• **Required task**: Check the listing below for lines that hold "USDJPY". How many are there? Please give only the number.

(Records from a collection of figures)
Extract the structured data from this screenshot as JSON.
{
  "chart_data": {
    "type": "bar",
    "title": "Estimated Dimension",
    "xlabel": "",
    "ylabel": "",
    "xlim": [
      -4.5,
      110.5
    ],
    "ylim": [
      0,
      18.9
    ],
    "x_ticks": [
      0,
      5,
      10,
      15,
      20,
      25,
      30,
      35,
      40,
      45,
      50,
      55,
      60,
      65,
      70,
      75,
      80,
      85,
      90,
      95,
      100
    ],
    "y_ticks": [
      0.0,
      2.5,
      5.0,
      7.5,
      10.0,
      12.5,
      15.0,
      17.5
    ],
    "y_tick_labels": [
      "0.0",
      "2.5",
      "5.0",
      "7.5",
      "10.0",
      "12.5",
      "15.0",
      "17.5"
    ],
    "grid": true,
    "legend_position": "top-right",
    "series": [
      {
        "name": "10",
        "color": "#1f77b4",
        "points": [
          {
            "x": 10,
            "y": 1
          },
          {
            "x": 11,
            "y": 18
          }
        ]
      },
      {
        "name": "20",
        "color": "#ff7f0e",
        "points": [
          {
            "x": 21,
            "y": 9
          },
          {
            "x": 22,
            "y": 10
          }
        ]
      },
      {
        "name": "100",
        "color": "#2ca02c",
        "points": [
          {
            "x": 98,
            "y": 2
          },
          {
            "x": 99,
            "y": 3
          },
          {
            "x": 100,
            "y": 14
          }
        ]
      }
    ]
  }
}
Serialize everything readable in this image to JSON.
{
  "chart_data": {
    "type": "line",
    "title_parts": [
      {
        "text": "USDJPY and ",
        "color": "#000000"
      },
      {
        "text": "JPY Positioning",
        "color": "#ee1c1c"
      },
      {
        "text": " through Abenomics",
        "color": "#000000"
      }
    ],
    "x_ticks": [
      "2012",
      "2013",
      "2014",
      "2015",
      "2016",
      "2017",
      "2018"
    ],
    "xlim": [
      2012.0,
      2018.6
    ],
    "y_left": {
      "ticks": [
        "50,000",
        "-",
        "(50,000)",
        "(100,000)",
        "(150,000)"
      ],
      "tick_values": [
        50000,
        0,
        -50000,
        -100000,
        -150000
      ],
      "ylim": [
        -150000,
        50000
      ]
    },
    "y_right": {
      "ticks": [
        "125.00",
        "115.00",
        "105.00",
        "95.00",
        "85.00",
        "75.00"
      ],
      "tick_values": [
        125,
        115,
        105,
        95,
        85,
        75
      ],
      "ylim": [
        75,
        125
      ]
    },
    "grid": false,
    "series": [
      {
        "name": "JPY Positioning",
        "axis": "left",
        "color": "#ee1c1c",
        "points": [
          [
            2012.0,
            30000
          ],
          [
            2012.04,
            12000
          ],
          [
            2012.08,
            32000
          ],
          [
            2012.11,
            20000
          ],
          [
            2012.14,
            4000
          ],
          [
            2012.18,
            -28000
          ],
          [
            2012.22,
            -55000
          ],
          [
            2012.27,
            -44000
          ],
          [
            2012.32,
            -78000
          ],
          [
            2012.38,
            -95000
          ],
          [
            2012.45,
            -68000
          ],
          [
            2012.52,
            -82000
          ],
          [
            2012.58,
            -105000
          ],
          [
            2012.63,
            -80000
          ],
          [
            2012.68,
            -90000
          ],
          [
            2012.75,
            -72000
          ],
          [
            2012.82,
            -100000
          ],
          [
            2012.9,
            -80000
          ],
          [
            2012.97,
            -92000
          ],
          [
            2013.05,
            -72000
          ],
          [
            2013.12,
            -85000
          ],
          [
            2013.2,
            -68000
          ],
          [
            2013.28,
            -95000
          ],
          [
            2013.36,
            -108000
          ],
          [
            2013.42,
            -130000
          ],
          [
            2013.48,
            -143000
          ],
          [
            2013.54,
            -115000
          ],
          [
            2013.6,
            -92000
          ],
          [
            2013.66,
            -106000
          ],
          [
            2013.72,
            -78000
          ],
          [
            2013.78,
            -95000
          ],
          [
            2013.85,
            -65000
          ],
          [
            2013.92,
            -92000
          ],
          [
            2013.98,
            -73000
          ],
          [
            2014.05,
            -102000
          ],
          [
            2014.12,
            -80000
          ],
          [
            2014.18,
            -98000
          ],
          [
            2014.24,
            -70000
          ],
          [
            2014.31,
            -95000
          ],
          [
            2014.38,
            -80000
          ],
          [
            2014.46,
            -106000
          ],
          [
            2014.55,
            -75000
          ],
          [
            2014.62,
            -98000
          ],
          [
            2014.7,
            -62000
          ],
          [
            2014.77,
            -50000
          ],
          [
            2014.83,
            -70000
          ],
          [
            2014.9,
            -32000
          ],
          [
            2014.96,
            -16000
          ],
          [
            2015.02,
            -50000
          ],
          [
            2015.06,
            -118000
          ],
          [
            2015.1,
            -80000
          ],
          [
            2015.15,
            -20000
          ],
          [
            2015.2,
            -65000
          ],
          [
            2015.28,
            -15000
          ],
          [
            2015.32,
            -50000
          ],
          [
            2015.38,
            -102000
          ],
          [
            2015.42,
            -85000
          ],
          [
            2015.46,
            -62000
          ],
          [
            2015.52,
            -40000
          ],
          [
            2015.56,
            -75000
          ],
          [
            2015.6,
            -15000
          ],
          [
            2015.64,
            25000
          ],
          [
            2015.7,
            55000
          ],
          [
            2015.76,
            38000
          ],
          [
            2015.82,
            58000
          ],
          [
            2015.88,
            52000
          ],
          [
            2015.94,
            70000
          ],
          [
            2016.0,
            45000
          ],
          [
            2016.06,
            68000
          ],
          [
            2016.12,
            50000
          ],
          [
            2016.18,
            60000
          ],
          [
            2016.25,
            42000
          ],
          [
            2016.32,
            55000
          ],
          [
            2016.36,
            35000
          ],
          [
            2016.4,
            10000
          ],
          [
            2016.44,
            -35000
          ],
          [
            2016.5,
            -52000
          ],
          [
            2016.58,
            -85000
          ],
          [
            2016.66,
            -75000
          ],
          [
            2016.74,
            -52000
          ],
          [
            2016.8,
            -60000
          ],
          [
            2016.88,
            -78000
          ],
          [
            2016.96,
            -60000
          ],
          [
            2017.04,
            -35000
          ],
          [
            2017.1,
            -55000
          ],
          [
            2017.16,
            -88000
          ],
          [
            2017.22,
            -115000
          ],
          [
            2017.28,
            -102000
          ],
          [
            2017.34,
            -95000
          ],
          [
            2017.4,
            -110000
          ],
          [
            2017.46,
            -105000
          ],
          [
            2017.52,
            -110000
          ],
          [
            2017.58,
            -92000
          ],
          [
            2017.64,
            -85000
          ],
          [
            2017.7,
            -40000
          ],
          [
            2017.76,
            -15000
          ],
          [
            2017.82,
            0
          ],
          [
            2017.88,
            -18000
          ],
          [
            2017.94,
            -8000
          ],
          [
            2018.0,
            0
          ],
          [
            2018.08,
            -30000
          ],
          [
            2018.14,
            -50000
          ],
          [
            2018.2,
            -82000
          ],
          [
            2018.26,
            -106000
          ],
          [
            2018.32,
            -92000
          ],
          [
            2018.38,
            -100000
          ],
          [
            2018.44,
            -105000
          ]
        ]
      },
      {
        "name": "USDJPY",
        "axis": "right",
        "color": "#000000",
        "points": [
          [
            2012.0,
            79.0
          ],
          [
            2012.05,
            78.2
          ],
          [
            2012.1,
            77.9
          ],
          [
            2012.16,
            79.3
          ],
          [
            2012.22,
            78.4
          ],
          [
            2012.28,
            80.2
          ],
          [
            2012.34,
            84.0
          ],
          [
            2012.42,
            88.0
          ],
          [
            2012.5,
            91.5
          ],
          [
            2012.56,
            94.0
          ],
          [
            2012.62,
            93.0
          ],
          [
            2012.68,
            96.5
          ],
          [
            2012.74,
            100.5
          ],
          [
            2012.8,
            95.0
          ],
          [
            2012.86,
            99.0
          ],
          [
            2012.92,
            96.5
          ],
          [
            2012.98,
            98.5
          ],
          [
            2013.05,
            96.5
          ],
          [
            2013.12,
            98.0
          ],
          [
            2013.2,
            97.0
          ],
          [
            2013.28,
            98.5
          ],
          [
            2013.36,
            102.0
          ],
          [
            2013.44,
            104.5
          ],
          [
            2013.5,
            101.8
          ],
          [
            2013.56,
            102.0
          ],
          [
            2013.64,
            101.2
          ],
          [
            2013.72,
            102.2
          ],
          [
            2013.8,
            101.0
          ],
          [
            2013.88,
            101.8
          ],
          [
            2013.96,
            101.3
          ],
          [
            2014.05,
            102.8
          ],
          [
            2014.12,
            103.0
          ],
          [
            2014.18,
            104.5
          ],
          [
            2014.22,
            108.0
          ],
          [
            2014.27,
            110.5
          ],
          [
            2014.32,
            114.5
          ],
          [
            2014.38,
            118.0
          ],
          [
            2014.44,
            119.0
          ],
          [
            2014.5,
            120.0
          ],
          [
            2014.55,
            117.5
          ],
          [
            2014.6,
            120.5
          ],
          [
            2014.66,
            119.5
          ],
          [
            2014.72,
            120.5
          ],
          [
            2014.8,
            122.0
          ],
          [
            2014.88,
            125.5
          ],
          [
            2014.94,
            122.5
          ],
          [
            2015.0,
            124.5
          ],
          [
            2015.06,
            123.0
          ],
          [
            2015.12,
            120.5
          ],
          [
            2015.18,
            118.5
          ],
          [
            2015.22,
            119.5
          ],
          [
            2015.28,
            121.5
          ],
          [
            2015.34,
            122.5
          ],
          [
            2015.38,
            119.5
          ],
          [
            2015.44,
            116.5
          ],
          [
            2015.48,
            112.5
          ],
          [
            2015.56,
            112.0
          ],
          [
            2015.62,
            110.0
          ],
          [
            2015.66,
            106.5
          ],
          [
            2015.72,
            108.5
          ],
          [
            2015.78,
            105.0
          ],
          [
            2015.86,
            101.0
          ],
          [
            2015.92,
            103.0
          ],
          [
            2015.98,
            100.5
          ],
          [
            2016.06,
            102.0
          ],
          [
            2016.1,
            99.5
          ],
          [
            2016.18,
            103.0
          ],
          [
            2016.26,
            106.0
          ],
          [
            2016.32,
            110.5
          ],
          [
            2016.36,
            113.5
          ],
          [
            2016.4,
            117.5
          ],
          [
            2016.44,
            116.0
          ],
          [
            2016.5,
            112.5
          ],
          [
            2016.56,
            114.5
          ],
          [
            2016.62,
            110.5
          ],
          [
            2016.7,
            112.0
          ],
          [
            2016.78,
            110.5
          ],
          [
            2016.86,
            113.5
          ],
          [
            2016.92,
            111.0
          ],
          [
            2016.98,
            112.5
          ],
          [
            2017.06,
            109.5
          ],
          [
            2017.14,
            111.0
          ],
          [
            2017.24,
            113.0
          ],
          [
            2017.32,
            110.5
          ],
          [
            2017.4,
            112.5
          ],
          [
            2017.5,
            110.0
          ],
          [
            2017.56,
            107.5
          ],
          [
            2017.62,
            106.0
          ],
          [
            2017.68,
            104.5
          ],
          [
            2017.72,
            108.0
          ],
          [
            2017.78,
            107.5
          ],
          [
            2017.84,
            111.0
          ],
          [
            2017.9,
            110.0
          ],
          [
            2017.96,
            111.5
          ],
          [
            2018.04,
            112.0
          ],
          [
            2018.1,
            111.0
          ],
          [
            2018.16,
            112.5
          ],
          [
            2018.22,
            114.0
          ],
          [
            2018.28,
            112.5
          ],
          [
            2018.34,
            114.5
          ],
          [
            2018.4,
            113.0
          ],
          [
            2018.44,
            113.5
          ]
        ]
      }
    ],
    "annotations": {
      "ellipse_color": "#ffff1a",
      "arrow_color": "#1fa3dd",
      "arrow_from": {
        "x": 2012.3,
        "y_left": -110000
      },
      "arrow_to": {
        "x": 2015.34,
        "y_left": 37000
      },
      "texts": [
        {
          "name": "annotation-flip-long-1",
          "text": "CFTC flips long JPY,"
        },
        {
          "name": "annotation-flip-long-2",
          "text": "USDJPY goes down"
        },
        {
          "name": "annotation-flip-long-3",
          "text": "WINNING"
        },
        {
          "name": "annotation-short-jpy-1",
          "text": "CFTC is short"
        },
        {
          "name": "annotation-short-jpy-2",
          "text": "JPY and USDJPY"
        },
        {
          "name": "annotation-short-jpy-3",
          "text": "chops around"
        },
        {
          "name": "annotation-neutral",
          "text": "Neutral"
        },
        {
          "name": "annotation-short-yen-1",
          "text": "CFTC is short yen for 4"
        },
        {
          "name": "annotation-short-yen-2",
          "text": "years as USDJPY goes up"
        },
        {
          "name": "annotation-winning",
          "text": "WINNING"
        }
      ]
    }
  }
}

• **Correct output**: 5